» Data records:
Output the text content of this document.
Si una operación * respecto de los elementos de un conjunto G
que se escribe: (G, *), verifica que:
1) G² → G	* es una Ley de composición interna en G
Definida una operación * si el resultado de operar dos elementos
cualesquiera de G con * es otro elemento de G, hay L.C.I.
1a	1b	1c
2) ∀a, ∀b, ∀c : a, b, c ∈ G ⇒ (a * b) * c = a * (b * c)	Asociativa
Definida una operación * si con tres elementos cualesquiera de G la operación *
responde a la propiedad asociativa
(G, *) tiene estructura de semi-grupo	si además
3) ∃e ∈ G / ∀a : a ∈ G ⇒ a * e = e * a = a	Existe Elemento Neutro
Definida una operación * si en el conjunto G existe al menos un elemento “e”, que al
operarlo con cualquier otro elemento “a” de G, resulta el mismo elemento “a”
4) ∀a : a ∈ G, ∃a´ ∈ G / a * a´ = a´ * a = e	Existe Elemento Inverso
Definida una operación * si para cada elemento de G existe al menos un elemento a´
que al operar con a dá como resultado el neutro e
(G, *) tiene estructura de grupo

» WHAT YOU HAVE TO DO:
Transcribe the data. Leave every line exactly as it is.

» WRITTEN ANSWER:
Output the text content of this document.
Si una operación * respecto de los elementos de un conjunto G
que se escribe: (G, *), verifica que:
1) G² → G	* es una Ley de composición interna en G
Definida una operación * si el resultado de operar dos elementos
cualesquiera de G con * es otro elemento de G, hay L.C.I.
1a	1b	1c
2) ∀a, ∀b, ∀c : a, b, c ∈ G ⇒ (a * b) * c = a * (b * c)	Asociativa
Definida una operación * si con tres elementos cualesquiera de G la operación *
responde a la propiedad asociativa
(G, *) tiene estructura de semi-grupo	si además
3) ∃e ∈ G / ∀a : a ∈ G ⇒ a * e = e * a = a	Existe Elemento Neutro
Definida una operación * si en el conjunto G existe al menos un elemento “e”, que al
operarlo con cualquier otro elemento “a” de G, resulta el mismo elemento “a”
4) ∀a : a ∈ G, ∃a´ ∈ G / a * a´ = a´ * a = e	Existe Elemento Inverso
Definida una operación * si para cada elemento de G existe al menos un elemento a´
que al operar con a dá como resultado el neutro e
(G, *) tiene estructura de grupo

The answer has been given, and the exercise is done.